(A block of data)

===============

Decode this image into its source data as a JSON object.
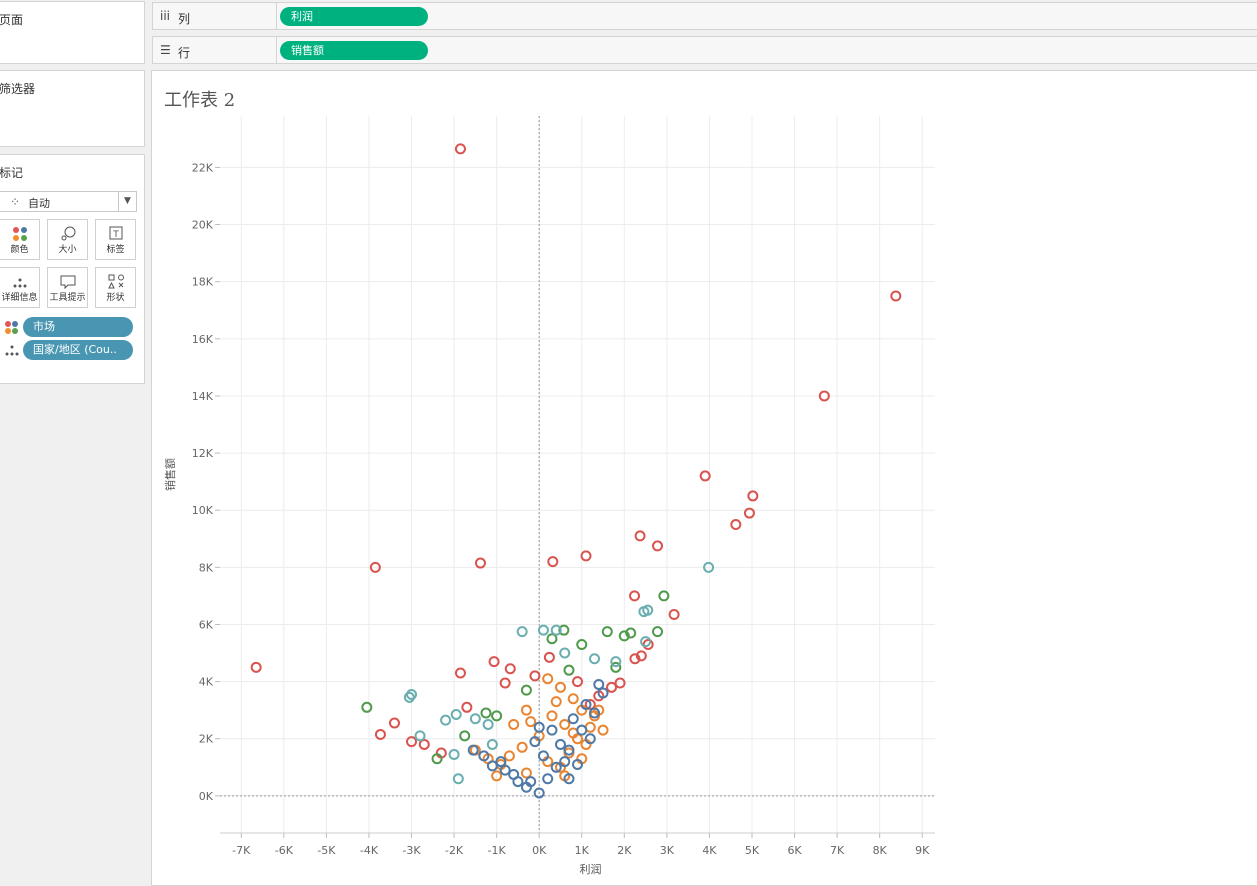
{
  "sidebar": {
    "pages_title": "页面",
    "filters_title": "筛选器",
    "marks_title": "标记",
    "mark_type": "自动",
    "buttons": [
      {
        "label": "颜色",
        "icon": "color-icon"
      },
      {
        "label": "大小",
        "icon": "size-icon"
      },
      {
        "label": "标签",
        "icon": "label-icon"
      },
      {
        "label": "详细信息",
        "icon": "detail-icon"
      },
      {
        "label": "工具提示",
        "icon": "tooltip-icon"
      },
      {
        "label": "形状",
        "icon": "shape-icon"
      }
    ],
    "pills": [
      {
        "label": "市场",
        "icon": "color-icon"
      },
      {
        "label": "国家/地区 (Cou..",
        "icon": "detail-icon"
      }
    ]
  },
  "shelves": {
    "columns": {
      "label": "列",
      "pill": "利润"
    },
    "rows": {
      "label": "行",
      "pill": "销售额"
    }
  },
  "sheet": {
    "title": "工作表 2"
  },
  "colors": {
    "accent_pill": "#00b180",
    "dimension_pill": "#4996b2"
  },
  "chart_data": {
    "type": "scatter",
    "xlabel": "利润",
    "ylabel": "销售额",
    "xlim": [
      -7500,
      9300
    ],
    "ylim": [
      -1300,
      23800
    ],
    "x_ticks": [
      -7000,
      -6000,
      -5000,
      -4000,
      -3000,
      -2000,
      -1000,
      0,
      1000,
      2000,
      3000,
      4000,
      5000,
      6000,
      7000,
      8000,
      9000
    ],
    "x_tick_labels": [
      "-7K",
      "-6K",
      "-5K",
      "-4K",
      "-3K",
      "-2K",
      "-1K",
      "0K",
      "1K",
      "2K",
      "3K",
      "4K",
      "5K",
      "6K",
      "7K",
      "8K",
      "9K"
    ],
    "y_ticks": [
      0,
      2000,
      4000,
      6000,
      8000,
      10000,
      12000,
      14000,
      16000,
      18000,
      20000,
      22000
    ],
    "y_tick_labels": [
      "0K",
      "2K",
      "4K",
      "6K",
      "8K",
      "10K",
      "12K",
      "14K",
      "16K",
      "18K",
      "20K",
      "22K"
    ],
    "marker": "hollow-circle",
    "series": [
      {
        "color": "#d9534f",
        "points": [
          [
            -1850,
            22650
          ],
          [
            8380,
            17500
          ],
          [
            6700,
            14000
          ],
          [
            3900,
            11200
          ],
          [
            5020,
            10500
          ],
          [
            4940,
            9900
          ],
          [
            4620,
            9500
          ],
          [
            2370,
            9100
          ],
          [
            2780,
            8750
          ],
          [
            1100,
            8400
          ],
          [
            -1380,
            8150
          ],
          [
            -3850,
            8000
          ],
          [
            320,
            8200
          ],
          [
            -6650,
            4500
          ],
          [
            2240,
            7000
          ],
          [
            3170,
            6350
          ],
          [
            2560,
            5300
          ],
          [
            2400,
            4900
          ],
          [
            2250,
            4800
          ],
          [
            -1850,
            4300
          ],
          [
            -1060,
            4700
          ],
          [
            -680,
            4450
          ],
          [
            -1700,
            3100
          ],
          [
            -3400,
            2550
          ],
          [
            -3730,
            2150
          ],
          [
            -3000,
            1900
          ],
          [
            -2700,
            1800
          ],
          [
            -2300,
            1500
          ],
          [
            -800,
            3950
          ],
          [
            1900,
            3950
          ],
          [
            1700,
            3800
          ],
          [
            1400,
            3500
          ],
          [
            240,
            4850
          ],
          [
            -100,
            4200
          ],
          [
            900,
            4000
          ],
          [
            1200,
            3200
          ]
        ]
      },
      {
        "color": "#4e9a4a",
        "points": [
          [
            -4050,
            3100
          ],
          [
            -2400,
            1300
          ],
          [
            2930,
            7000
          ],
          [
            2780,
            5750
          ],
          [
            2150,
            5700
          ],
          [
            1600,
            5750
          ],
          [
            580,
            5800
          ],
          [
            1000,
            5300
          ],
          [
            -1750,
            2100
          ],
          [
            -1250,
            2900
          ],
          [
            -300,
            3700
          ],
          [
            300,
            5500
          ],
          [
            2000,
            5600
          ],
          [
            1800,
            4500
          ],
          [
            -1000,
            2800
          ],
          [
            700,
            4400
          ]
        ]
      },
      {
        "color": "#6aaeb0",
        "points": [
          [
            3980,
            8000
          ],
          [
            2460,
            6450
          ],
          [
            2550,
            6500
          ],
          [
            -3050,
            3450
          ],
          [
            -3000,
            3550
          ],
          [
            -2800,
            2100
          ],
          [
            -2200,
            2650
          ],
          [
            -1950,
            2850
          ],
          [
            -1500,
            2700
          ],
          [
            -1900,
            600
          ],
          [
            -400,
            5750
          ],
          [
            100,
            5800
          ],
          [
            400,
            5800
          ],
          [
            1800,
            4700
          ],
          [
            -2000,
            1450
          ],
          [
            -1100,
            1800
          ],
          [
            -1200,
            2500
          ],
          [
            600,
            5000
          ],
          [
            1300,
            4800
          ],
          [
            2500,
            5400
          ]
        ]
      },
      {
        "color": "#e98532",
        "points": [
          [
            -1500,
            1600
          ],
          [
            -1200,
            1300
          ],
          [
            -900,
            1100
          ],
          [
            -600,
            2500
          ],
          [
            -300,
            3000
          ],
          [
            200,
            4100
          ],
          [
            500,
            3800
          ],
          [
            800,
            3400
          ],
          [
            1000,
            3000
          ],
          [
            1300,
            2800
          ],
          [
            1500,
            2300
          ],
          [
            -700,
            1400
          ],
          [
            -400,
            1700
          ],
          [
            0,
            2100
          ],
          [
            300,
            2800
          ],
          [
            600,
            2500
          ],
          [
            900,
            2000
          ],
          [
            1100,
            1800
          ],
          [
            -300,
            800
          ],
          [
            200,
            1200
          ],
          [
            500,
            1000
          ],
          [
            700,
            1500
          ],
          [
            1200,
            2400
          ],
          [
            -1000,
            700
          ],
          [
            400,
            3300
          ],
          [
            -200,
            2600
          ],
          [
            1400,
            3000
          ],
          [
            800,
            2200
          ],
          [
            1000,
            1300
          ],
          [
            600,
            700
          ]
        ]
      },
      {
        "color": "#4e79a7",
        "points": [
          [
            -1550,
            1600
          ],
          [
            -1100,
            1050
          ],
          [
            -800,
            900
          ],
          [
            -500,
            500
          ],
          [
            -300,
            300
          ],
          [
            0,
            100
          ],
          [
            200,
            600
          ],
          [
            400,
            1000
          ],
          [
            700,
            1600
          ],
          [
            1000,
            2300
          ],
          [
            1300,
            2900
          ],
          [
            1500,
            3600
          ],
          [
            1400,
            3900
          ],
          [
            -900,
            1200
          ],
          [
            -600,
            750
          ],
          [
            100,
            1400
          ],
          [
            500,
            1800
          ],
          [
            800,
            2700
          ],
          [
            1200,
            2000
          ],
          [
            -100,
            1900
          ],
          [
            300,
            2300
          ],
          [
            600,
            1200
          ],
          [
            900,
            1100
          ],
          [
            -200,
            500
          ],
          [
            0,
            2400
          ],
          [
            1100,
            3200
          ],
          [
            700,
            600
          ],
          [
            -1300,
            1400
          ]
        ]
      }
    ]
  }
}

===============

Copy out all the entries exactly. Images stay out of the copy.

Output below:
Decode this image into its source data as a JSON object.
{
  "sidebar": {
    "pages_title": "页面",
    "filters_title": "筛选器",
    "marks_title": "标记",
    "mark_type": "自动",
    "buttons": [
      {
        "label": "颜色",
        "icon": "color-icon"
      },
      {
        "label": "大小",
        "icon": "size-icon"
      },
      {
        "label": "标签",
        "icon": "label-icon"
      },
      {
        "label": "详细信息",
        "icon": "detail-icon"
      },
      {
        "label": "工具提示",
        "icon": "tooltip-icon"
      },
      {
        "label": "形状",
        "icon": "shape-icon"
      }
    ],
    "pills": [
      {
        "label": "市场",
        "icon": "color-icon"
      },
      {
        "label": "国家/地区 (Cou..",
        "icon": "detail-icon"
      }
    ]
  },
  "shelves": {
    "columns": {
      "label": "列",
      "pill": "利润"
    },
    "rows": {
      "label": "行",
      "pill": "销售额"
    }
  },
  "sheet": {
    "title": "工作表 2"
  },
  "colors": {
    "accent_pill": "#00b180",
    "dimension_pill": "#4996b2"
  },
  "chart_data": {
    "type": "scatter",
    "xlabel": "利润",
    "ylabel": "销售额",
    "xlim": [
      -7500,
      9300
    ],
    "ylim": [
      -1300,
      23800
    ],
    "x_ticks": [
      -7000,
      -6000,
      -5000,
      -4000,
      -3000,
      -2000,
      -1000,
      0,
      1000,
      2000,
      3000,
      4000,
      5000,
      6000,
      7000,
      8000,
      9000
    ],
    "x_tick_labels": [
      "-7K",
      "-6K",
      "-5K",
      "-4K",
      "-3K",
      "-2K",
      "-1K",
      "0K",
      "1K",
      "2K",
      "3K",
      "4K",
      "5K",
      "6K",
      "7K",
      "8K",
      "9K"
    ],
    "y_ticks": [
      0,
      2000,
      4000,
      6000,
      8000,
      10000,
      12000,
      14000,
      16000,
      18000,
      20000,
      22000
    ],
    "y_tick_labels": [
      "0K",
      "2K",
      "4K",
      "6K",
      "8K",
      "10K",
      "12K",
      "14K",
      "16K",
      "18K",
      "20K",
      "22K"
    ],
    "marker": "hollow-circle",
    "series": [
      {
        "color": "#d9534f",
        "points": [
          [
            -1850,
            22650
          ],
          [
            8380,
            17500
          ],
          [
            6700,
            14000
          ],
          [
            3900,
            11200
          ],
          [
            5020,
            10500
          ],
          [
            4940,
            9900
          ],
          [
            4620,
            9500
          ],
          [
            2370,
            9100
          ],
          [
            2780,
            8750
          ],
          [
            1100,
            8400
          ],
          [
            -1380,
            8150
          ],
          [
            -3850,
            8000
          ],
          [
            320,
            8200
          ],
          [
            -6650,
            4500
          ],
          [
            2240,
            7000
          ],
          [
            3170,
            6350
          ],
          [
            2560,
            5300
          ],
          [
            2400,
            4900
          ],
          [
            2250,
            4800
          ],
          [
            -1850,
            4300
          ],
          [
            -1060,
            4700
          ],
          [
            -680,
            4450
          ],
          [
            -1700,
            3100
          ],
          [
            -3400,
            2550
          ],
          [
            -3730,
            2150
          ],
          [
            -3000,
            1900
          ],
          [
            -2700,
            1800
          ],
          [
            -2300,
            1500
          ],
          [
            -800,
            3950
          ],
          [
            1900,
            3950
          ],
          [
            1700,
            3800
          ],
          [
            1400,
            3500
          ],
          [
            240,
            4850
          ],
          [
            -100,
            4200
          ],
          [
            900,
            4000
          ],
          [
            1200,
            3200
          ]
        ]
      },
      {
        "color": "#4e9a4a",
        "points": [
          [
            -4050,
            3100
          ],
          [
            -2400,
            1300
          ],
          [
            2930,
            7000
          ],
          [
            2780,
            5750
          ],
          [
            2150,
            5700
          ],
          [
            1600,
            5750
          ],
          [
            580,
            5800
          ],
          [
            1000,
            5300
          ],
          [
            -1750,
            2100
          ],
          [
            -1250,
            2900
          ],
          [
            -300,
            3700
          ],
          [
            300,
            5500
          ],
          [
            2000,
            5600
          ],
          [
            1800,
            4500
          ],
          [
            -1000,
            2800
          ],
          [
            700,
            4400
          ]
        ]
      },
      {
        "color": "#6aaeb0",
        "points": [
          [
            3980,
            8000
          ],
          [
            2460,
            6450
          ],
          [
            2550,
            6500
          ],
          [
            -3050,
            3450
          ],
          [
            -3000,
            3550
          ],
          [
            -2800,
            2100
          ],
          [
            -2200,
            2650
          ],
          [
            -1950,
            2850
          ],
          [
            -1500,
            2700
          ],
          [
            -1900,
            600
          ],
          [
            -400,
            5750
          ],
          [
            100,
            5800
          ],
          [
            400,
            5800
          ],
          [
            1800,
            4700
          ],
          [
            -2000,
            1450
          ],
          [
            -1100,
            1800
          ],
          [
            -1200,
            2500
          ],
          [
            600,
            5000
          ],
          [
            1300,
            4800
          ],
          [
            2500,
            5400
          ]
        ]
      },
      {
        "color": "#e98532",
        "points": [
          [
            -1500,
            1600
          ],
          [
            -1200,
            1300
          ],
          [
            -900,
            1100
          ],
          [
            -600,
            2500
          ],
          [
            -300,
            3000
          ],
          [
            200,
            4100
          ],
          [
            500,
            3800
          ],
          [
            800,
            3400
          ],
          [
            1000,
            3000
          ],
          [
            1300,
            2800
          ],
          [
            1500,
            2300
          ],
          [
            -700,
            1400
          ],
          [
            -400,
            1700
          ],
          [
            0,
            2100
          ],
          [
            300,
            2800
          ],
          [
            600,
            2500
          ],
          [
            900,
            2000
          ],
          [
            1100,
            1800
          ],
          [
            -300,
            800
          ],
          [
            200,
            1200
          ],
          [
            500,
            1000
          ],
          [
            700,
            1500
          ],
          [
            1200,
            2400
          ],
          [
            -1000,
            700
          ],
          [
            400,
            3300
          ],
          [
            -200,
            2600
          ],
          [
            1400,
            3000
          ],
          [
            800,
            2200
          ],
          [
            1000,
            1300
          ],
          [
            600,
            700
          ]
        ]
      },
      {
        "color": "#4e79a7",
        "points": [
          [
            -1550,
            1600
          ],
          [
            -1100,
            1050
          ],
          [
            -800,
            900
          ],
          [
            -500,
            500
          ],
          [
            -300,
            300
          ],
          [
            0,
            100
          ],
          [
            200,
            600
          ],
          [
            400,
            1000
          ],
          [
            700,
            1600
          ],
          [
            1000,
            2300
          ],
          [
            1300,
            2900
          ],
          [
            1500,
            3600
          ],
          [
            1400,
            3900
          ],
          [
            -900,
            1200
          ],
          [
            -600,
            750
          ],
          [
            100,
            1400
          ],
          [
            500,
            1800
          ],
          [
            800,
            2700
          ],
          [
            1200,
            2000
          ],
          [
            -100,
            1900
          ],
          [
            300,
            2300
          ],
          [
            600,
            1200
          ],
          [
            900,
            1100
          ],
          [
            -200,
            500
          ],
          [
            0,
            2400
          ],
          [
            1100,
            3200
          ],
          [
            700,
            600
          ],
          [
            -1300,
            1400
          ]
        ]
      }
    ]
  }
}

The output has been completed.